_Written instruction:_ Return all lines that include the string "question".

*** Provided material

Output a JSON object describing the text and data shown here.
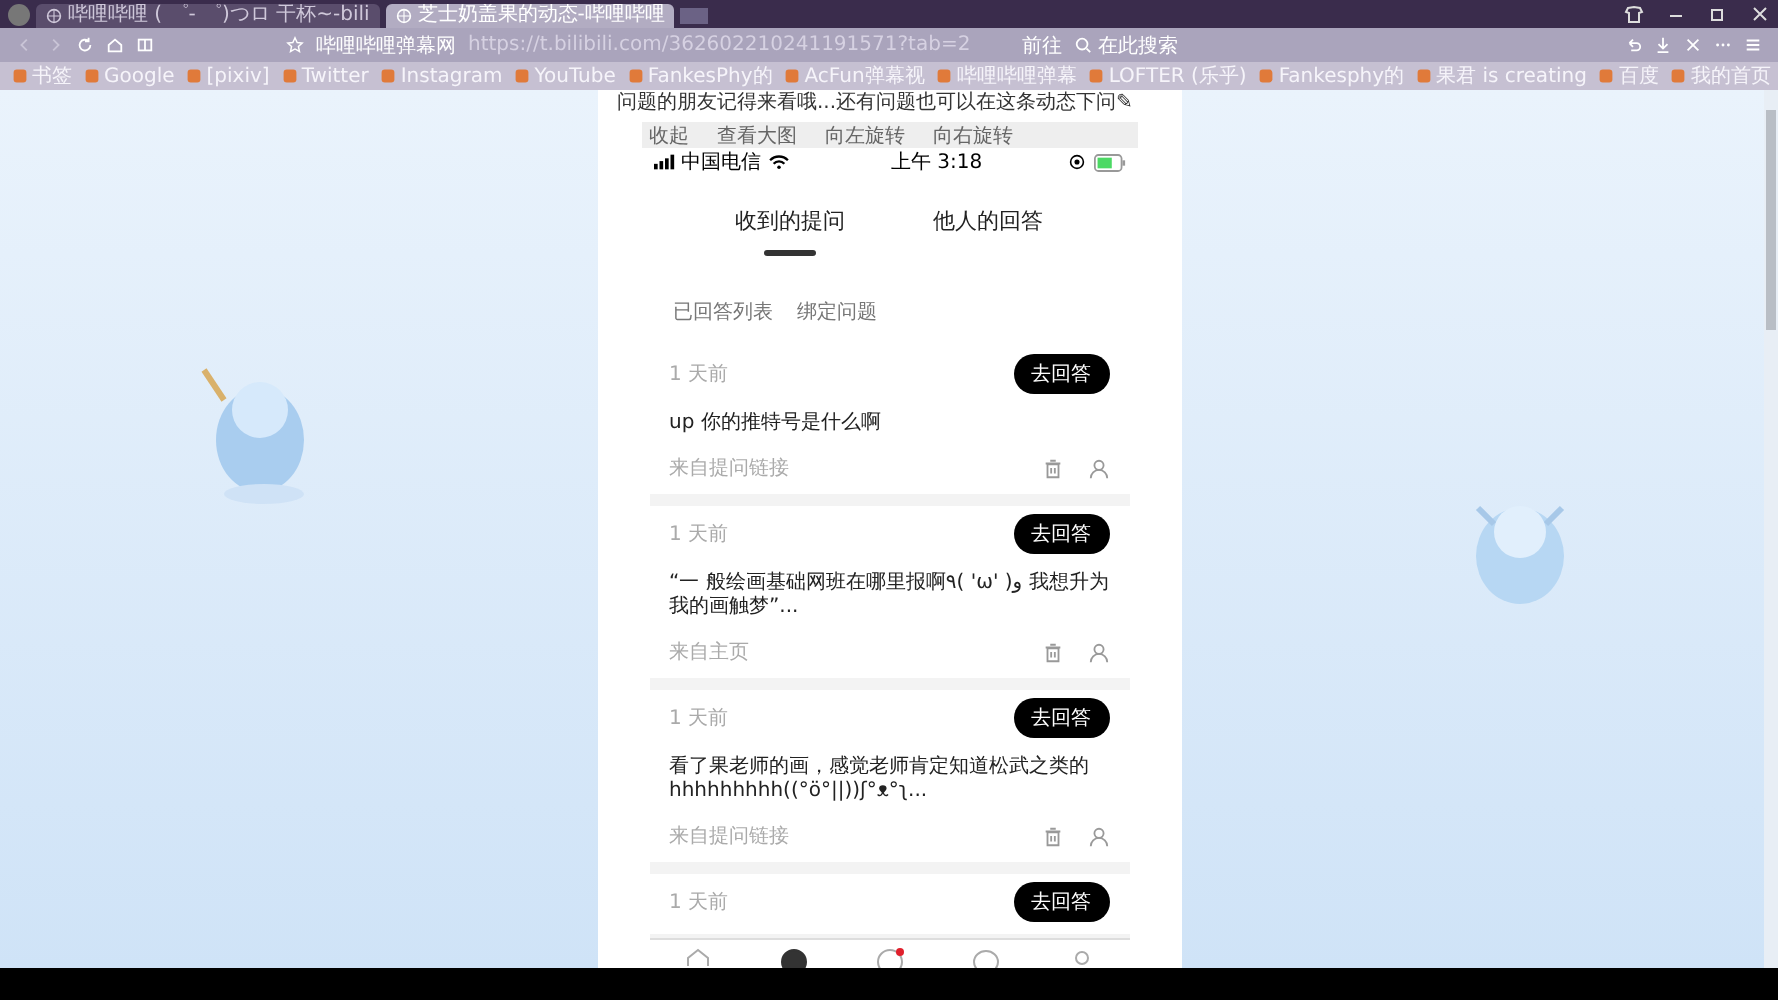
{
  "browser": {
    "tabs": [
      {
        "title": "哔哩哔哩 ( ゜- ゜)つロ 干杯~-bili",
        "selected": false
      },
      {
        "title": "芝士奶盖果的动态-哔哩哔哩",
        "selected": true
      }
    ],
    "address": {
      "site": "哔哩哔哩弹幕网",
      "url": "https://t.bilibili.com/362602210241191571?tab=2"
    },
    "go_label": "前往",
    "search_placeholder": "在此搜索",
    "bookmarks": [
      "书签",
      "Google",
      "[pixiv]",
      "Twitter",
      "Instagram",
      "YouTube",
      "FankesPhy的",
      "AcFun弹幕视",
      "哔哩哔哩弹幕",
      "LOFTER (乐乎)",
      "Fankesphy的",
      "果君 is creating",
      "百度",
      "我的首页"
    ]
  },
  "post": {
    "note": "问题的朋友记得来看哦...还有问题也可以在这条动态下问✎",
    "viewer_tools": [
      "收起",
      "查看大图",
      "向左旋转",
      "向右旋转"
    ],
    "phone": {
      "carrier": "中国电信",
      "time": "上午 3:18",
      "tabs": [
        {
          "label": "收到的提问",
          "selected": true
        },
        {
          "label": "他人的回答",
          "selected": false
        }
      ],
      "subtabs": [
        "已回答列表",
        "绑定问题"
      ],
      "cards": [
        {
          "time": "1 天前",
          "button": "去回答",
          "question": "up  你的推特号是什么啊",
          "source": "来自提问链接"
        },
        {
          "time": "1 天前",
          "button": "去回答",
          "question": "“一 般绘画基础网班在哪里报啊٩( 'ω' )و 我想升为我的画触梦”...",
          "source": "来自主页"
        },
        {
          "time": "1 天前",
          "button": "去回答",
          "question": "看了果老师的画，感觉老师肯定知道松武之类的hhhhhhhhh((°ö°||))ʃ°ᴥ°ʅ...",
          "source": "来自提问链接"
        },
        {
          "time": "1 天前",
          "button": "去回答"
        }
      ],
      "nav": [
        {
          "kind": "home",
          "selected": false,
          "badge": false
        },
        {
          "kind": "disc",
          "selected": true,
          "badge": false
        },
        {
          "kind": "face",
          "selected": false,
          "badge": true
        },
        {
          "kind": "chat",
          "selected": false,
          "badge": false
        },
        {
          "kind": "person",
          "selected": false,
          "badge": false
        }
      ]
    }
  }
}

******
*** Provided material

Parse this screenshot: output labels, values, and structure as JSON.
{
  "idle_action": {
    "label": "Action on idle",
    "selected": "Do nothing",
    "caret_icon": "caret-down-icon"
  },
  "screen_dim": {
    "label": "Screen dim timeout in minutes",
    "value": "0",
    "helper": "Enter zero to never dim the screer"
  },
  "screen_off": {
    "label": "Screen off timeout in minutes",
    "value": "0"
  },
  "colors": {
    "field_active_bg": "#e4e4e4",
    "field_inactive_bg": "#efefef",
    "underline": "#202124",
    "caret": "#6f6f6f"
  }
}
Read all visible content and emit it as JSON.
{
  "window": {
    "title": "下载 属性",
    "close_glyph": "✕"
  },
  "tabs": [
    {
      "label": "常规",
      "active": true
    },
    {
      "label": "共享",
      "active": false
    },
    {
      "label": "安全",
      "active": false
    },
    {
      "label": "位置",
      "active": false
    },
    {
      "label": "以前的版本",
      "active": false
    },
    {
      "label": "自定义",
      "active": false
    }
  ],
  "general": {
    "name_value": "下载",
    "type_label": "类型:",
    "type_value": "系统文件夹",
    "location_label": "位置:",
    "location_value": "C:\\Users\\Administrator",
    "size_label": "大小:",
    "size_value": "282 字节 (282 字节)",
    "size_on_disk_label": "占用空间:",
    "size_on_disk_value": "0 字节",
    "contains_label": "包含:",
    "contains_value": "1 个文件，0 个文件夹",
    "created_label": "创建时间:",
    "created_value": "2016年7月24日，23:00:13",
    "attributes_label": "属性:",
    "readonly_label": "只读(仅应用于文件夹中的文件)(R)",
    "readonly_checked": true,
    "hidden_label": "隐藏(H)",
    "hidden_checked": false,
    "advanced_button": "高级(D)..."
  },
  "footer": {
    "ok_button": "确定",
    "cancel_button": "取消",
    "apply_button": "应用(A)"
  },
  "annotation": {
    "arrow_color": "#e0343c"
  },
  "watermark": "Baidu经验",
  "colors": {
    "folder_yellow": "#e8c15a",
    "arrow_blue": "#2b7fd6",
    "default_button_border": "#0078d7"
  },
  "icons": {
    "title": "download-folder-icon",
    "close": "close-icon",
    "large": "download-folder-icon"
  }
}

******

_Exercise response:_
          "question": "up  你的推特号是什么啊",
          "question": "“一 般绘画基础网班在哪里报啊٩( 'ω' )و 我想升为我的画触梦”...",
          "question": "看了果老师的画，感觉老师肯定知道松武之类的hhhhhhhhh((°ö°||))ʃ°ᴥ°ʅ...",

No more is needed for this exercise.